### Task brief:
Only lines holding the string "drops" are wanted; copy each one from the material.

### Exercise material:
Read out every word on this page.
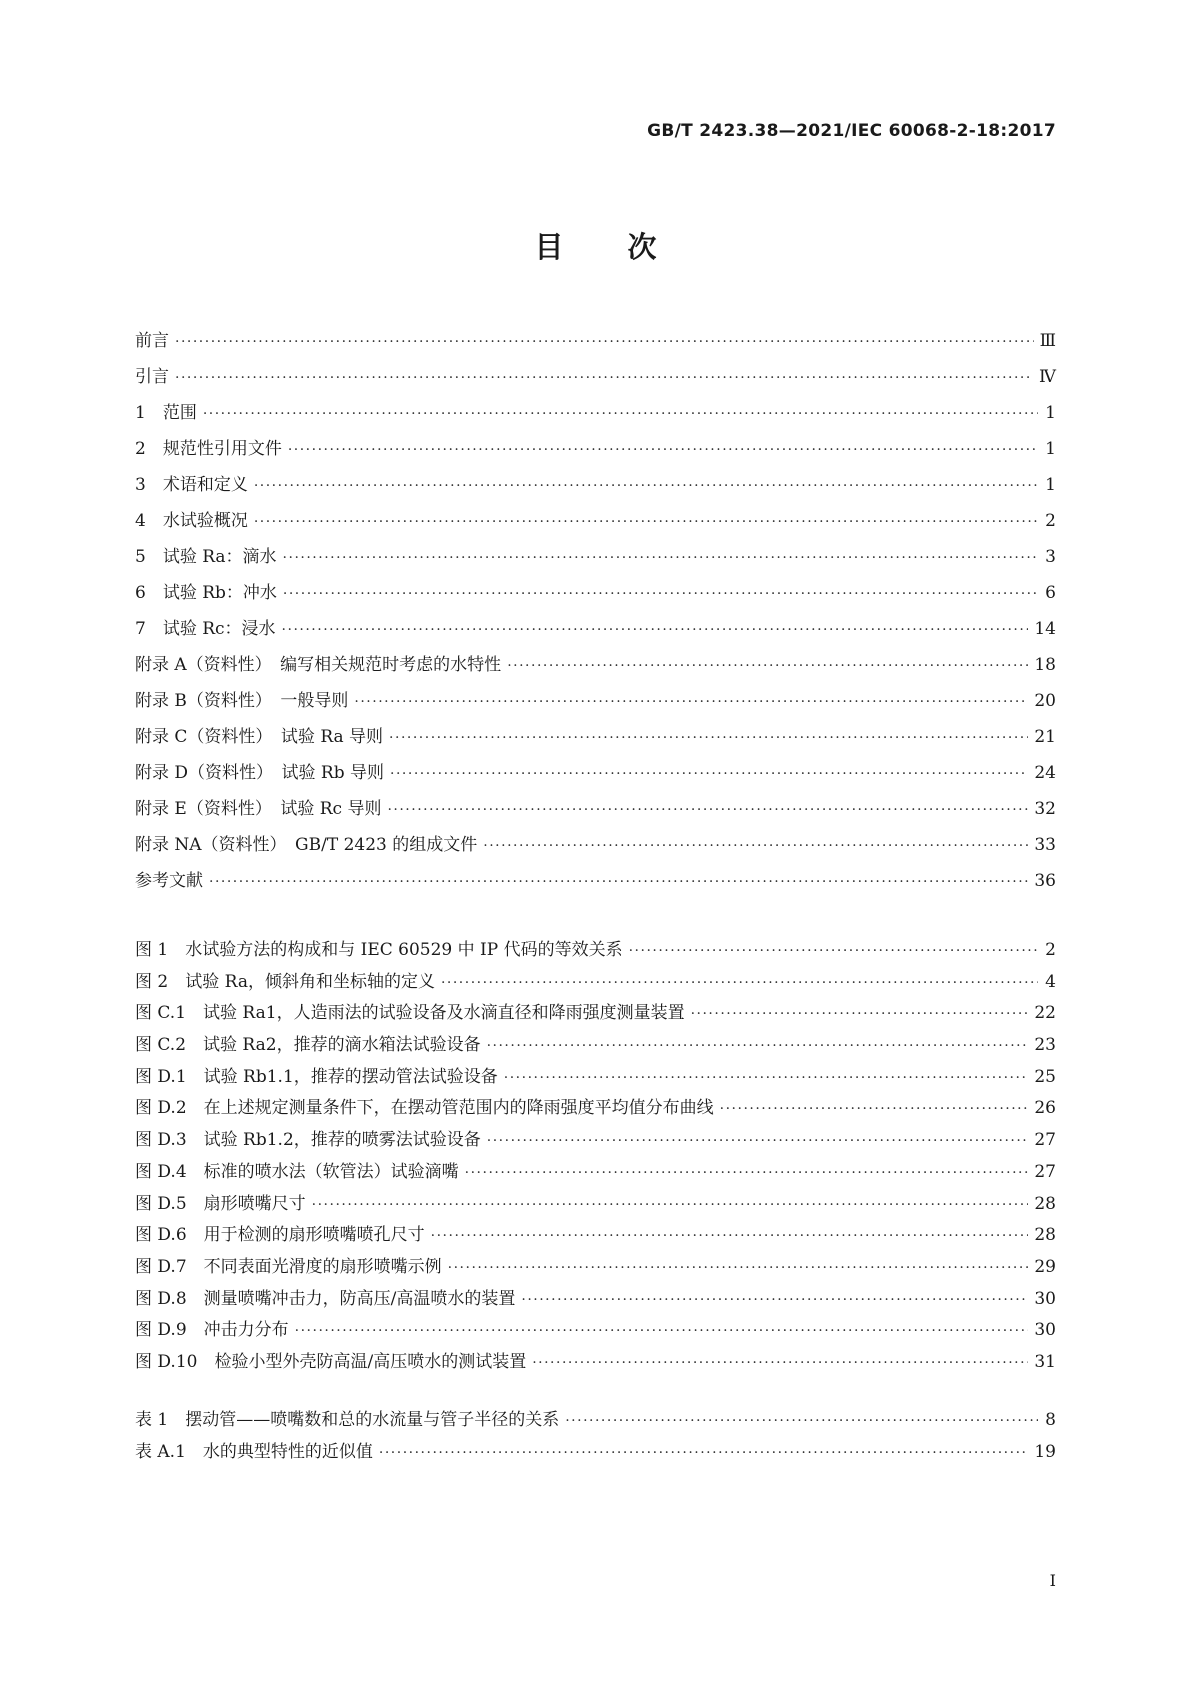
GB/T 2423.38—2021/IEC 60068-2-18:2017
目次
前言 ·····	Ⅲ
引言 ·····	Ⅳ
1　范围 ·····	1
2　规范性引用文件 ·····	1
3　术语和定义 ·····	1
4　水试验概况 ·····	2
5　试验 Ra：滴水 ·····	3
6　试验 Rb：冲水 ·····	6
7　试验 Rc：浸水 ·····	14
附录 A（资料性）　编写相关规范时考虑的水特性 ·····	18
附录 B（资料性）　一般导则 ·····	20
附录 C（资料性）　试验 Ra 导则 ·····	21
附录 D（资料性）　试验 Rb 导则 ·····	24
附录 E（资料性）　试验 Rc 导则 ·····	32
附录 NA（资料性）　GB/T 2423 的组成文件 ·····	33
参考文献 ·····	36
图 1　水试验方法的构成和与 IEC 60529 中 IP 代码的等效关系 ·····	2
图 2　试验 Ra，倾斜角和坐标轴的定义 ·····	4
图 C.1　试验 Ra1，人造雨法的试验设备及水滴直径和降雨强度测量装置 ·····	22
图 C.2　试验 Ra2，推荐的滴水箱法试验设备 ·····	23
图 D.1　试验 Rb1.1，推荐的摆动管法试验设备 ·····	25
图 D.2　在上述规定测量条件下，在摆动管范围内的降雨强度平均值分布曲线 ·····	26
图 D.3　试验 Rb1.2，推荐的喷雾法试验设备 ·····	27
图 D.4　标准的喷水法（软管法）试验滴嘴 ·····	27
图 D.5　扇形喷嘴尺寸 ·····	28
图 D.6　用于检测的扇形喷嘴喷孔尺寸 ·····	28
图 D.7　不同表面光滑度的扇形喷嘴示例 ·····	29
图 D.8　测量喷嘴冲击力，防高压/高温喷水的装置 ·····	30
图 D.9　冲击力分布 ·····	30
图 D.10　检验小型外壳防高温/高压喷水的测试装置 ·····	31
表 1　摆动管——喷嘴数和总的水流量与管子半径的关系 ·····	8
表 A.1　水的典型特性的近似值 ·····	19
I
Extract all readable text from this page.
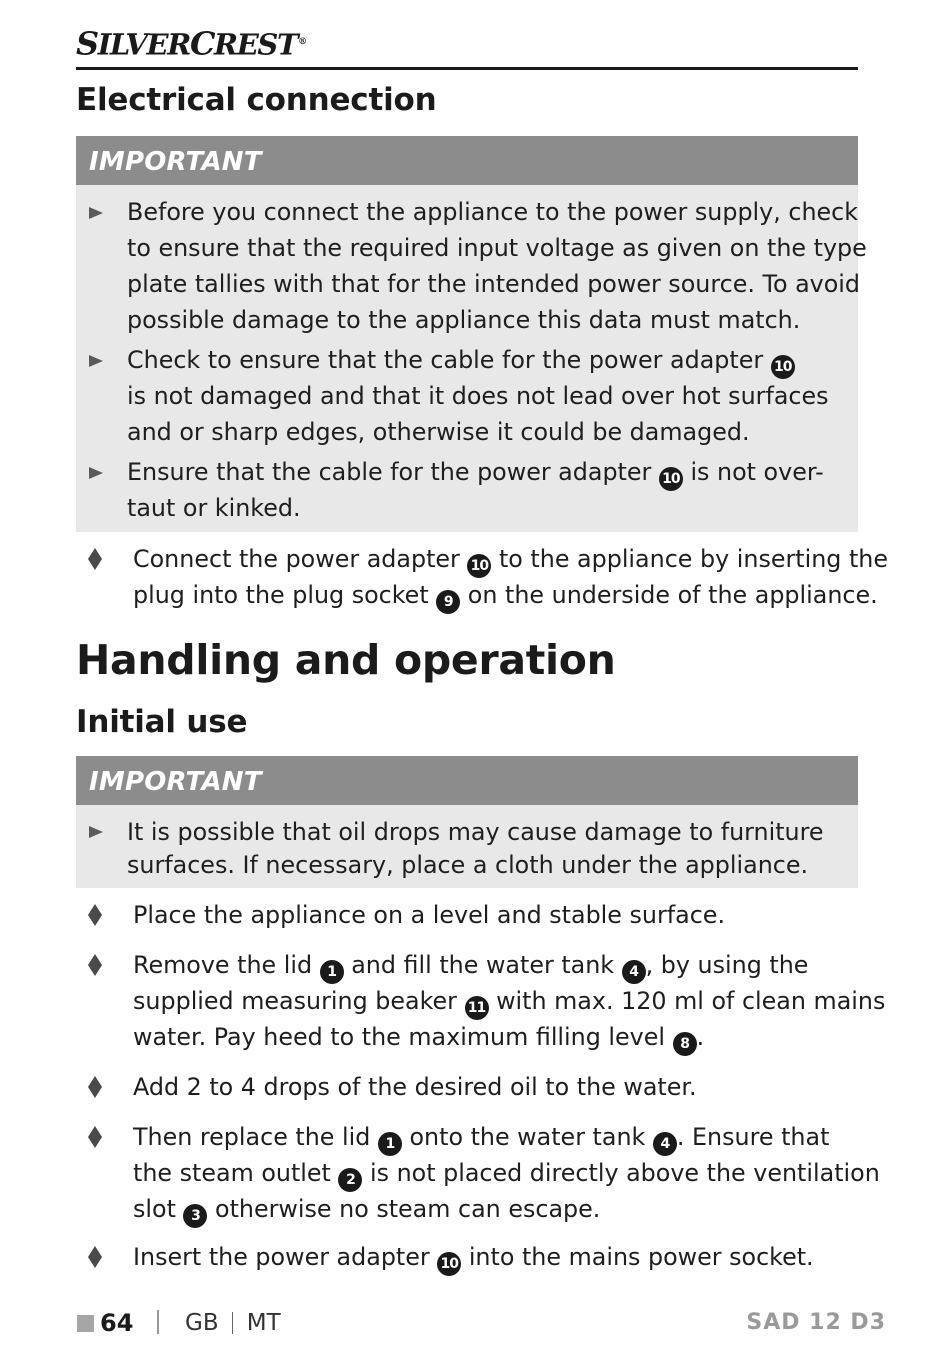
SILVERCREST®
Electrical connection
IMPORTANT
Before you connect the appliance to the power supply, check
to ensure that the required input voltage as given on the type
plate tallies with that for the intended power source. To avoid
possible damage to the appliance this data must match.
Check to ensure that the cable for the power adapter 10
is not damaged and that it does not lead over hot surfaces
and or sharp edges, otherwise it could be damaged.
Ensure that the cable for the power adapter 10 is not over-
taut or kinked.
Connect the power adapter 10 to the appliance by inserting the
plug into the plug socket 9 on the underside of the appliance.
Handling and operation
Initial use
IMPORTANT
It is possible that oil drops may cause damage to furniture
surfaces. If necessary, place a cloth under the appliance.
Place the appliance on a level and stable surface.
Remove the lid 1 and fill the water tank 4 , by using the
supplied measuring beaker 11 with max. 120 ml of clean mains
water. Pay heed to the maximum filling level 8 .
Add 2 to 4 drops of the desired oil to the water.
Then replace the lid 1 onto the water tank 4 . Ensure that
the steam outlet 2 is not placed directly above the ventilation
slot 3 otherwise no steam can escape.
Insert the power adapter 10 into the mains power socket.
64 GB MT	SAD 12 D3
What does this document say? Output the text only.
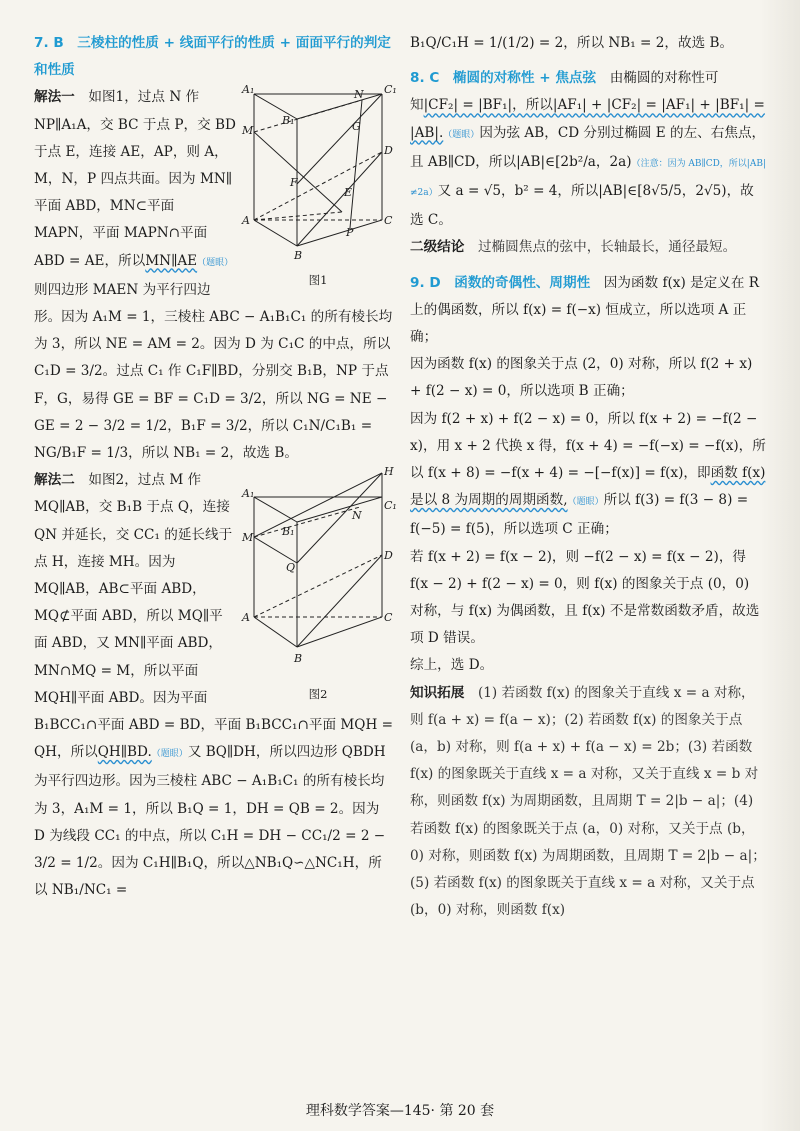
7. B　三棱柱的性质 + 线面平行的性质 + 面面平行的判定和性质

A₁	C₁
B₁
M
N
G
D
F
E
A	C
P
B
图1

解法一　如图1，过点 N 作 NP∥A₁A，交 BC 于点 P，交 BD 于点 E，连接 AE，AP，则 A，M，N，P 四点共面。因为 MN∥平面 ABD，MN⊂平面 MAPN，平面 MAPN∩平面 ABD = AE，所以MN∥AE（题眼）则四边形 MAEN 为平行四边形。因为 A₁M = 1，三棱柱 ABC − A₁B₁C₁ 的所有棱长均为 3，所以 NE = AM = 2。因为 D 为 C₁C 的中点，所以 C₁D = 3/2。过点 C₁ 作 C₁F∥BD，分别交 B₁B，NP 于点 F，G，易得 GE = BF = C₁D = 3/2，所以 NG = NE − GE = 2 − 3/2 = 1/2，B₁F = 3/2，所以 C₁N/C₁B₁ = NG/B₁F = 1/3，所以 NB₁ = 2，故选 B。

H
A₁
C₁
B₁
N
M
D
Q
A	C
B
图2

解法二　如图2，过点 M 作 MQ∥AB，交 B₁B 于点 Q，连接 QN 并延长，交 CC₁ 的延长线于点 H，连接 MH。因为 MQ∥AB，AB⊂平面 ABD，MQ⊄平面 ABD，所以 MQ∥平面 ABD，又 MN∥平面 ABD，MN∩MQ = M，所以平面 MQH∥平面 ABD。因为平面 B₁BCC₁∩平面 ABD = BD，平面 B₁BCC₁∩平面 MQH = QH，所以QH∥BD.（题眼）又 BQ∥DH，所以四边形 QBDH 为平行四边形。因为三棱柱 ABC − A₁B₁C₁ 的所有棱长均为 3，A₁M = 1，所以 B₁Q = 1，DH = QB = 2。因为 D 为线段 CC₁ 的中点，所以 C₁H = DH − CC₁/2 = 2 − 3/2 = 1/2。因为 C₁H∥B₁Q，所以△NB₁Q∽△NC₁H，所以 NB₁/NC₁ =

B₁Q/C₁H = 1/(1/2) = 2，所以 NB₁ = 2，故选 B。

8. C　椭圆的对称性 + 焦点弦　由椭圆的对称性可知|CF₂| = |BF₁|，所以|AF₁| + |CF₂| = |AF₁| + |BF₁| = |AB|.（题眼）因为弦 AB，CD 分别过椭圆 E 的左、右焦点，且 AB∥CD，所以|AB|∈[2b²/a，2a)（注意：因为 AB∥CD，所以|AB|≠2a）又 a = √5，b² = 4，所以|AB|∈[8√5/5，2√5)，故选 C。

二级结论　过椭圆焦点的弦中，长轴最长，通径最短。

9. D　函数的奇偶性、周期性　因为函数 f(x) 是定义在 R 上的偶函数，所以 f(x) = f(−x) 恒成立，所以选项 A 正确；

因为函数 f(x) 的图象关于点 (2，0) 对称，所以 f(2 + x) + f(2 − x) = 0，所以选项 B 正确；

因为 f(2 + x) + f(2 − x) = 0，所以 f(x + 2) = −f(2 − x)，用 x + 2 代换 x 得，f(x + 4) = −f(−x) = −f(x)，所以 f(x + 8) = −f(x + 4) = −[−f(x)] = f(x)，即函数 f(x) 是以 8 为周期的周期函数,（题眼）所以 f(3) = f(3 − 8) = f(−5) = f(5)，所以选项 C 正确；

若 f(x + 2) = f(x − 2)，则 −f(2 − x) = f(x − 2)，得 f(x − 2) + f(2 − x) = 0，则 f(x) 的图象关于点 (0，0) 对称，与 f(x) 为偶函数，且 f(x) 不是常数函数矛盾，故选项 D 错误。

综上，选 D。

知识拓展　(1) 若函数 f(x) 的图象关于直线 x = a 对称，则 f(a + x) = f(a − x)；(2) 若函数 f(x) 的图象关于点 (a，b) 对称，则 f(a + x) + f(a − x) = 2b；(3) 若函数 f(x) 的图象既关于直线 x = a 对称，又关于直线 x = b 对称，则函数 f(x) 为周期函数，且周期 T = 2|b − a|；(4) 若函数 f(x) 的图象既关于点 (a，0) 对称，又关于点 (b，0) 对称，则函数 f(x) 为周期函数，且周期 T = 2|b − a|；(5) 若函数 f(x) 的图象既关于直线 x = a 对称，又关于点 (b，0) 对称，则函数 f(x)

理科数学答案—145· 第 20 套
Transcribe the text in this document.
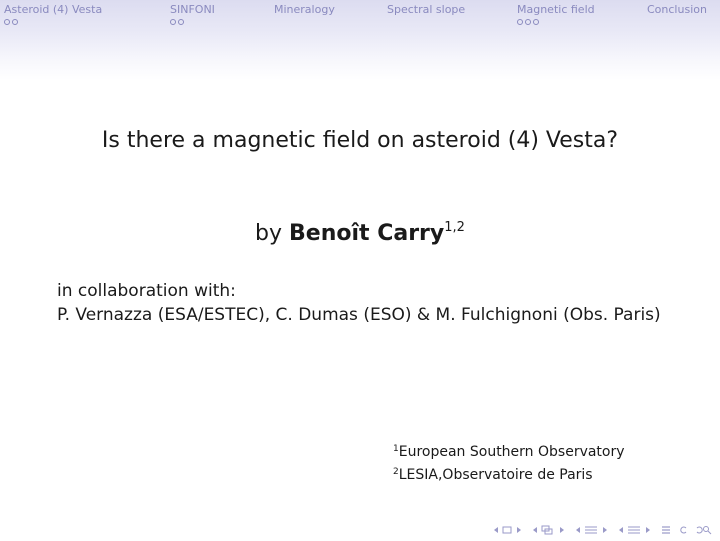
Asteroid (4) Vesta	SINFONI	Mineralogy	Spectral slope	Magnetic field	Conclusion
Is there a magnetic field on asteroid (4) Vesta?
by Benoît Carry$^{1,2}$

in collaboration with:

P. Vernazza (ESA/ESTEC), C. Dumas (ESO) & M. Fulchignoni (Obs. Paris)

$^1$European Southern Observatory

$^2$LESIA,Observatoire de Paris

### Exercise response:
It is possible that oil drops may cause damage to furniture
Add 2 to 4 drops of the desired oil to the water.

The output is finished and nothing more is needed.